Scan the listing below. Report each line that includes "Daily".

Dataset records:
··········
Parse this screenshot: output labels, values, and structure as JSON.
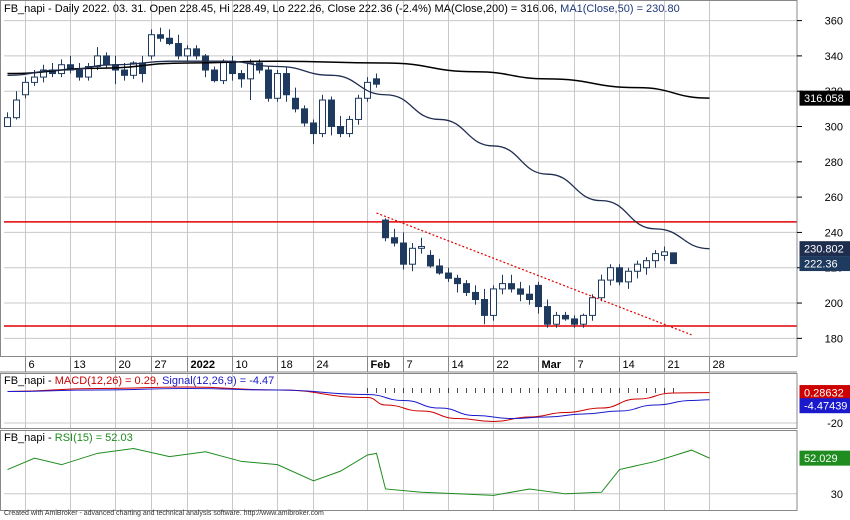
{
  "header": {
    "price_pre": "FB_napi - Daily 2022. 03. 31. Open 228.45, Hi 228.49, Lo 222.26, Close 222.36 (-2.4%) ",
    "price_ma200": "MA(Close,200) = 316.06, ",
    "price_ma50": "MA1(Close,50) = 230.80",
    "macd_pre": "FB_napi - ",
    "macd_main": "MACD(12,26) = 0.29, ",
    "macd_signal": "Signal(12,26,9) = -4.47",
    "rsi_pre": "FB_napi - ",
    "rsi_main": "RSI(15) = 52.03"
  },
  "credit": "Created with AmiBroker - advanced charting and technical analysis software. http://www.amibroker.com",
  "colors": {
    "up_candle": "#ffffff",
    "down_candle": "#1f3a5f",
    "ma200": "#000000",
    "ma50": "#1f2d4f",
    "support_resistance": "#e00000",
    "trendline": "#e00000",
    "macd_line": "#cc0000",
    "signal_line": "#1a1acc",
    "rsi_line": "#1e8c1e",
    "grid": "#c8c8c8"
  },
  "chart_data": [
    {
      "type": "candlestick",
      "title": "FB_napi - Daily 2022. 03. 31.",
      "ylim": [
        170,
        366
      ],
      "yticks": [
        180,
        200,
        220,
        240,
        260,
        280,
        300,
        320,
        340,
        360
      ],
      "x_labels": [
        "6",
        "13",
        "20",
        "27",
        "2022",
        "10",
        "18",
        "24",
        "Feb",
        "7",
        "14",
        "22",
        "Mar",
        "7",
        "14",
        "21",
        "28"
      ],
      "x_label_index": [
        2,
        7,
        12,
        16,
        20,
        25,
        30,
        34,
        40,
        44,
        49,
        54,
        59,
        63,
        68,
        73,
        78
      ],
      "ohlc": [
        [
          300,
          308,
          300,
          305
        ],
        [
          305,
          320,
          304,
          315
        ],
        [
          318,
          328,
          316,
          325
        ],
        [
          325,
          332,
          323,
          328
        ],
        [
          328,
          335,
          325,
          332
        ],
        [
          332,
          336,
          328,
          330
        ],
        [
          330,
          338,
          328,
          335
        ],
        [
          335,
          340,
          330,
          332
        ],
        [
          332,
          336,
          326,
          328
        ],
        [
          328,
          336,
          326,
          334
        ],
        [
          334,
          345,
          332,
          340
        ],
        [
          340,
          342,
          333,
          335
        ],
        [
          335,
          340,
          324,
          332
        ],
        [
          332,
          336,
          326,
          329
        ],
        [
          329,
          337,
          327,
          336
        ],
        [
          336,
          340,
          325,
          330
        ],
        [
          340,
          355,
          338,
          352
        ],
        [
          352,
          356,
          348,
          350
        ],
        [
          350,
          355,
          346,
          347
        ],
        [
          347,
          352,
          338,
          340
        ],
        [
          340,
          346,
          337,
          344
        ],
        [
          344,
          346,
          338,
          340
        ],
        [
          340,
          341,
          328,
          332
        ],
        [
          332,
          334,
          325,
          326
        ],
        [
          326,
          338,
          324,
          337
        ],
        [
          337,
          340,
          326,
          330
        ],
        [
          330,
          332,
          322,
          327
        ],
        [
          327,
          338,
          315,
          336
        ],
        [
          336,
          338,
          330,
          332
        ],
        [
          332,
          334,
          314,
          316
        ],
        [
          316,
          332,
          314,
          330
        ],
        [
          330,
          334,
          314,
          318
        ],
        [
          316,
          322,
          308,
          310
        ],
        [
          310,
          312,
          300,
          302
        ],
        [
          302,
          304,
          290,
          296
        ],
        [
          296,
          318,
          294,
          315
        ],
        [
          315,
          317,
          295,
          300
        ],
        [
          300,
          306,
          294,
          296
        ],
        [
          296,
          306,
          294,
          304
        ],
        [
          304,
          318,
          301,
          316
        ],
        [
          316,
          328,
          314,
          325
        ],
        [
          327,
          330,
          322,
          324
        ],
        [
          247,
          248,
          235,
          237
        ],
        [
          237,
          242,
          232,
          234
        ],
        [
          234,
          240,
          219,
          222
        ],
        [
          222,
          234,
          218,
          231
        ],
        [
          231,
          237,
          228,
          232
        ],
        [
          227,
          230,
          220,
          221
        ],
        [
          221,
          225,
          216,
          217
        ],
        [
          217,
          220,
          212,
          214
        ],
        [
          214,
          216,
          206,
          211
        ],
        [
          211,
          213,
          204,
          206
        ],
        [
          206,
          210,
          199,
          202
        ],
        [
          202,
          208,
          188,
          193
        ],
        [
          193,
          210,
          190,
          208
        ],
        [
          208,
          216,
          205,
          211
        ],
        [
          211,
          216,
          206,
          208
        ],
        [
          208,
          212,
          201,
          205
        ],
        [
          205,
          210,
          199,
          202
        ],
        [
          210,
          212,
          194,
          198
        ],
        [
          198,
          202,
          186,
          188
        ],
        [
          188,
          195,
          186,
          193
        ],
        [
          193,
          195,
          190,
          191
        ],
        [
          191,
          193,
          186,
          188
        ],
        [
          188,
          194,
          186,
          193
        ],
        [
          193,
          205,
          190,
          203
        ],
        [
          203,
          216,
          201,
          213
        ],
        [
          213,
          222,
          210,
          220
        ],
        [
          220,
          222,
          210,
          212
        ],
        [
          212,
          220,
          208,
          218
        ],
        [
          218,
          224,
          214,
          222
        ],
        [
          220,
          226,
          216,
          224
        ],
        [
          224,
          230,
          220,
          228
        ],
        [
          227,
          232,
          224,
          229
        ],
        [
          228.45,
          228.49,
          222.26,
          222.36
        ]
      ],
      "ma200": {
        "name": "MA(Close,200)",
        "x": [
          0,
          10,
          20,
          30,
          42,
          52,
          60,
          70,
          78
        ],
        "y": [
          330,
          333,
          336,
          337,
          336,
          331,
          327,
          322,
          316.06
        ]
      },
      "ma50": {
        "name": "MA1(Close,50)",
        "x": [
          0,
          6,
          12,
          18,
          24,
          30,
          36,
          42,
          48,
          54,
          60,
          66,
          72,
          78
        ],
        "y": [
          329,
          332,
          335,
          337,
          337,
          334,
          329,
          318,
          304,
          289,
          273,
          258,
          242,
          230.8
        ]
      },
      "horizontal_lines": [
        246,
        187
      ],
      "trendline": {
        "x": [
          41,
          76
        ],
        "y": [
          251,
          182
        ]
      },
      "value_labels": [
        {
          "label": "316.058",
          "value": 316.06
        },
        {
          "label": "230.802",
          "value": 230.8
        },
        {
          "label": "222.36",
          "value": 222.36
        }
      ]
    },
    {
      "type": "line",
      "title": "FB_napi - MACD(12,26) = 0.29, Signal(12,26,9) = -4.47",
      "ylim": [
        -22,
        8
      ],
      "yticks": [
        -20
      ],
      "series": [
        {
          "name": "MACD(12,26)",
          "x": [
            0,
            10,
            20,
            30,
            40,
            42,
            46,
            50,
            54,
            58,
            62,
            66,
            70,
            74,
            78
          ],
          "y": [
            1,
            3,
            4,
            2,
            -3,
            -8,
            -12,
            -17,
            -19,
            -16,
            -13,
            -10,
            -4,
            0,
            0.29
          ]
        },
        {
          "name": "Signal(12,26,9)",
          "x": [
            0,
            10,
            20,
            30,
            40,
            44,
            48,
            52,
            56,
            60,
            64,
            68,
            72,
            76,
            78
          ],
          "y": [
            1,
            2,
            3,
            2,
            -1,
            -5,
            -10,
            -15,
            -17,
            -16,
            -14,
            -12,
            -8,
            -5,
            -4.47
          ]
        }
      ],
      "value_labels": [
        {
          "label": "0.28632",
          "value": 0.29
        },
        {
          "label": "-4.47439",
          "value": -4.47
        }
      ]
    },
    {
      "type": "line",
      "title": "FB_napi - RSI(15) = 52.03",
      "ylim": [
        20,
        62
      ],
      "yticks": [
        30
      ],
      "series": [
        {
          "name": "RSI(15)",
          "x": [
            0,
            3,
            6,
            10,
            14,
            18,
            22,
            26,
            30,
            34,
            37,
            40,
            41,
            42,
            46,
            50,
            54,
            58,
            62,
            66,
            68,
            72,
            76,
            78
          ],
          "y": [
            45,
            52,
            48,
            55,
            58,
            53,
            56,
            50,
            48,
            38,
            44,
            54,
            55,
            33,
            31,
            30,
            29,
            33,
            30,
            31,
            45,
            50,
            57,
            52.03
          ]
        }
      ],
      "value_labels": [
        {
          "label": "52.029",
          "value": 52.03
        }
      ]
    }
  ]
}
··········
TASK OUTPUT:
    "price_pre": "FB_napi - Daily 2022. 03. 31. Open 228.45, Hi 228.49, Lo 222.26, Close 222.36 (-2.4%) ",
      "title": "FB_napi - Daily 2022. 03. 31.",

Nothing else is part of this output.